__What to do__
Please rename "analysis-badge-icon" as "analysis-marker-icon" throughout the records below, and reproduce everything else unchanged.

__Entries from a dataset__
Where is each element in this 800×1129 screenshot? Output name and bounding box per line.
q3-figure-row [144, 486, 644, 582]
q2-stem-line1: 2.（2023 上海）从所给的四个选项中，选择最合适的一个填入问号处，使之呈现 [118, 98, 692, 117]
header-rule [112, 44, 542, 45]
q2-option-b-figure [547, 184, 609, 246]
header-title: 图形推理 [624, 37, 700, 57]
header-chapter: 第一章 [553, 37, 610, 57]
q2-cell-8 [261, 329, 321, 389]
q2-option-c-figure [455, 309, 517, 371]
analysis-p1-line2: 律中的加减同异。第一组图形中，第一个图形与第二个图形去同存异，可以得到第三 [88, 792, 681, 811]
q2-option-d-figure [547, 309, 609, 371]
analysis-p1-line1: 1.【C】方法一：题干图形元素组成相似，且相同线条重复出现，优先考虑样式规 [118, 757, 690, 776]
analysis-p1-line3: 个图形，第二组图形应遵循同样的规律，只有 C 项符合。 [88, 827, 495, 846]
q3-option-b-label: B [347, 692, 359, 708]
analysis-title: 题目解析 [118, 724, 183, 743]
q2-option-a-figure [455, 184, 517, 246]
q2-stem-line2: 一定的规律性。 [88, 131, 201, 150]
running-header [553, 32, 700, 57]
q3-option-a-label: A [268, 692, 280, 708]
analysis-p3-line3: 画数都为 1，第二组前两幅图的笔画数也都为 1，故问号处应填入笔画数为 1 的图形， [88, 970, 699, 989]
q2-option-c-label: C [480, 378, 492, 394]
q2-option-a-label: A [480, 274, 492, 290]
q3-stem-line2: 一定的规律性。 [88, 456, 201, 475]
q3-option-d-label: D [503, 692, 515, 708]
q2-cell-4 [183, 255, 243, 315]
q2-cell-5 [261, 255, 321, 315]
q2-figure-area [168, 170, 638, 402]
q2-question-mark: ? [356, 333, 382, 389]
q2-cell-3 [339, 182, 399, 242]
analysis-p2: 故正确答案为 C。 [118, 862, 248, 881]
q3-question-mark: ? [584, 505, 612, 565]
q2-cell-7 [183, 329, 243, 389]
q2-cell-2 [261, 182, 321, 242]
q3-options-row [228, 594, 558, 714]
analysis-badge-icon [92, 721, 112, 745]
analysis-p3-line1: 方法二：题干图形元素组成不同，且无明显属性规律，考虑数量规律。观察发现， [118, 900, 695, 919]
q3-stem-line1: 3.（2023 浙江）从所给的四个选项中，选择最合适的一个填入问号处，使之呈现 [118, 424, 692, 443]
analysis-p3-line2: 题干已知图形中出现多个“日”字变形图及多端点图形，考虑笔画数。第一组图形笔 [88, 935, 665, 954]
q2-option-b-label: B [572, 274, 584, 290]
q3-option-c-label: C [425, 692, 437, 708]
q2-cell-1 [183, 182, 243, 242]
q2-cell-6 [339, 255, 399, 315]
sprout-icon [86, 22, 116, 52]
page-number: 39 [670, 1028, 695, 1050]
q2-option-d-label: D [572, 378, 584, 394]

__Finished answer__
Where is each element in this 800×1129 screenshot? Output name and bounding box per line.
q3-figure-row [144, 486, 644, 582]
q2-stem-line1: 2.（2023 上海）从所给的四个选项中，选择最合适的一个填入问号处，使之呈现 [118, 98, 692, 117]
header-rule [112, 44, 542, 45]
q2-option-b-figure [547, 184, 609, 246]
header-title: 图形推理 [624, 37, 700, 57]
header-chapter: 第一章 [553, 37, 610, 57]
q2-cell-8 [261, 329, 321, 389]
q2-option-c-figure [455, 309, 517, 371]
analysis-p1-line2: 律中的加减同异。第一组图形中，第一个图形与第二个图形去同存异，可以得到第三 [88, 792, 681, 811]
q2-option-d-figure [547, 309, 609, 371]
analysis-p1-line1: 1.【C】方法一：题干图形元素组成相似，且相同线条重复出现，优先考虑样式规 [118, 757, 690, 776]
analysis-p1-line3: 个图形，第二组图形应遵循同样的规律，只有 C 项符合。 [88, 827, 495, 846]
q3-option-b-label: B [347, 692, 359, 708]
analysis-title: 题目解析 [118, 724, 183, 743]
q2-option-a-figure [455, 184, 517, 246]
q2-stem-line2: 一定的规律性。 [88, 131, 201, 150]
running-header [553, 32, 700, 57]
q3-option-a-label: A [268, 692, 280, 708]
analysis-p3-line3: 画数都为 1，第二组前两幅图的笔画数也都为 1，故问号处应填入笔画数为 1 的图形， [88, 970, 699, 989]
q2-option-c-label: C [480, 378, 492, 394]
q2-option-a-label: A [480, 274, 492, 290]
q3-stem-line2: 一定的规律性。 [88, 456, 201, 475]
q3-option-d-label: D [503, 692, 515, 708]
q2-cell-4 [183, 255, 243, 315]
q2-cell-5 [261, 255, 321, 315]
q2-figure-area [168, 170, 638, 402]
q2-question-mark: ? [356, 333, 382, 389]
q2-cell-3 [339, 182, 399, 242]
analysis-p2: 故正确答案为 C。 [118, 862, 248, 881]
q3-question-mark: ? [584, 505, 612, 565]
q2-cell-7 [183, 329, 243, 389]
q2-cell-2 [261, 182, 321, 242]
q3-options-row [228, 594, 558, 714]
analysis-marker-icon [92, 721, 112, 745]
analysis-p3-line1: 方法二：题干图形元素组成不同，且无明显属性规律，考虑数量规律。观察发现， [118, 900, 695, 919]
q3-stem-line1: 3.（2023 浙江）从所给的四个选项中，选择最合适的一个填入问号处，使之呈现 [118, 424, 692, 443]
analysis-p3-line2: 题干已知图形中出现多个“日”字变形图及多端点图形，考虑笔画数。第一组图形笔 [88, 935, 665, 954]
q2-option-b-label: B [572, 274, 584, 290]
q3-option-c-label: C [425, 692, 437, 708]
q2-cell-1 [183, 182, 243, 242]
q2-cell-6 [339, 255, 399, 315]
sprout-icon [86, 22, 116, 52]
page-number: 39 [670, 1028, 695, 1050]
q2-option-d-label: D [572, 378, 584, 394]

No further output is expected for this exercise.